## What you are asked to do:
In the records below, find each line with the word "this" and copy it.

## Dataset records:

——————

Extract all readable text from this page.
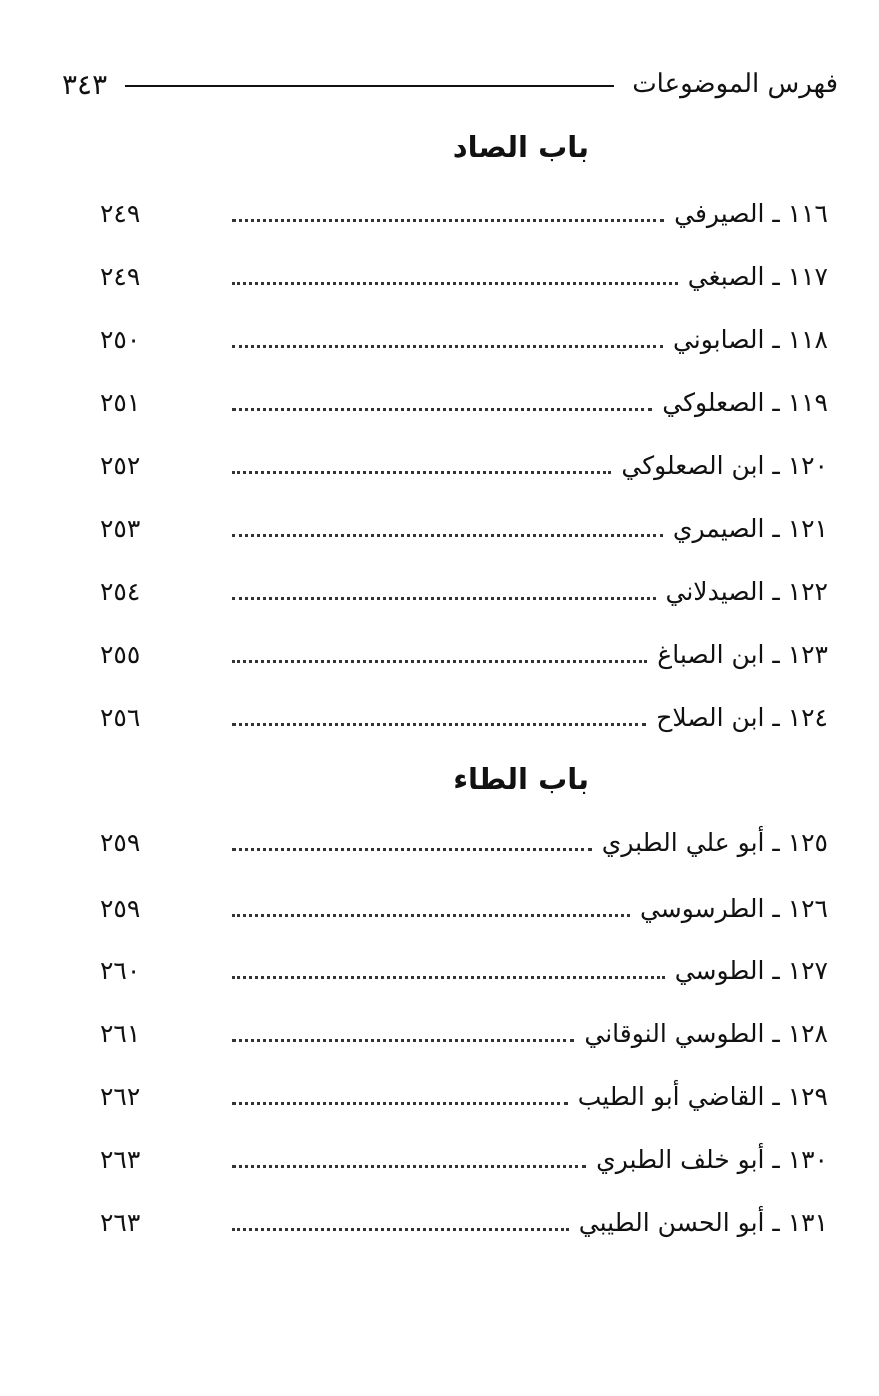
فهرس الموضوعات
٣٤٣
باب الصاد
١١٦ ـ الصيرفي
٢٤٩
١١٧ ـ الصبغي
٢٤٩
١١٨ ـ الصابوني
٢٥٠
١١٩ ـ الصعلوكي
٢٥١
١٢٠ ـ ابن الصعلوكي
٢٥٢
١٢١ ـ الصيمري
٢٥٣
١٢٢ ـ الصيدلاني
٢٥٤
١٢٣ ـ ابن الصباغ
٢٥٥
١٢٤ ـ ابن الصلاح
٢٥٦
باب الطاء
١٢٥ ـ أبو علي الطبري
٢٥٩
١٢٦ ـ الطرسوسي
٢٥٩
١٢٧ ـ الطوسي
٢٦٠
١٢٨ ـ الطوسي النوقاني
٢٦١
١٢٩ ـ القاضي أبو الطيب
٢٦٢
١٣٠ ـ أبو خلف الطبري
٢٦٣
١٣١ ـ أبو الحسن الطيبي
٢٦٣
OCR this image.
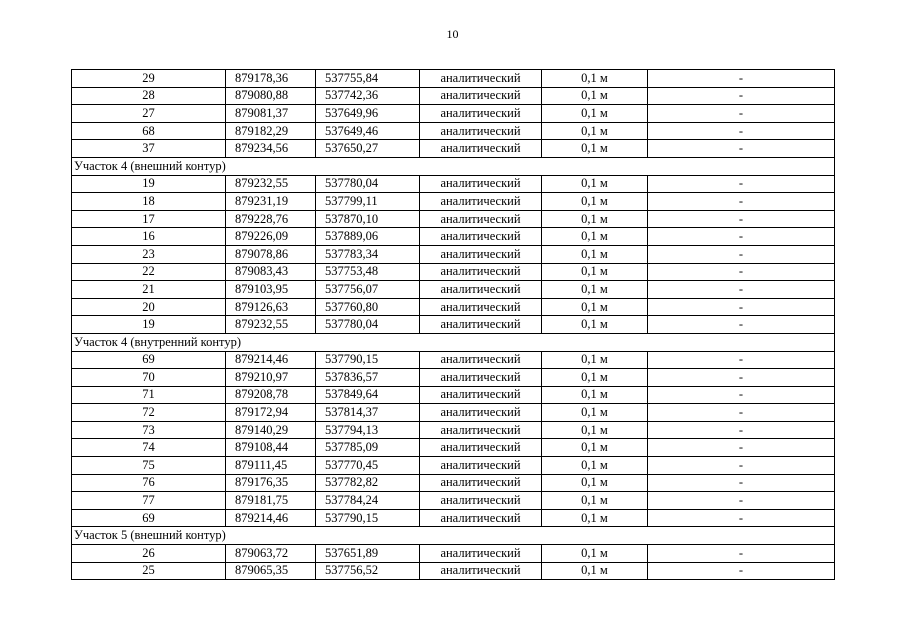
10
29	879178,36	537755,84	аналитический	0,1 м	-
28	879080,88	537742,36	аналитический	0,1 м	-
27	879081,37	537649,96	аналитический	0,1 м	-
68	879182,29	537649,46	аналитический	0,1 м	-
37	879234,56	537650,27	аналитический	0,1 м	-
Участок 4 (внешний контур)					
19	879232,55	537780,04	аналитический	0,1 м	-
18	879231,19	537799,11	аналитический	0,1 м	-
17	879228,76	537870,10	аналитический	0,1 м	-
16	879226,09	537889,06	аналитический	0,1 м	-
23	879078,86	537783,34	аналитический	0,1 м	-
22	879083,43	537753,48	аналитический	0,1 м	-
21	879103,95	537756,07	аналитический	0,1 м	-
20	879126,63	537760,80	аналитический	0,1 м	-
19	879232,55	537780,04	аналитический	0,1 м	-
Участок 4 (внутренний контур)					
69	879214,46	537790,15	аналитический	0,1 м	-
70	879210,97	537836,57	аналитический	0,1 м	-
71	879208,78	537849,64	аналитический	0,1 м	-
72	879172,94	537814,37	аналитический	0,1 м	-
73	879140,29	537794,13	аналитический	0,1 м	-
74	879108,44	537785,09	аналитический	0,1 м	-
75	879111,45	537770,45	аналитический	0,1 м	-
76	879176,35	537782,82	аналитический	0,1 м	-
77	879181,75	537784,24	аналитический	0,1 м	-
69	879214,46	537790,15	аналитический	0,1 м	-
Участок 5 (внешний контур)					
26	879063,72	537651,89	аналитический	0,1 м	-
25	879065,35	537756,52	аналитический	0,1 м	-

——————

## The response:
Extract all readable text from this page.
OCR this image.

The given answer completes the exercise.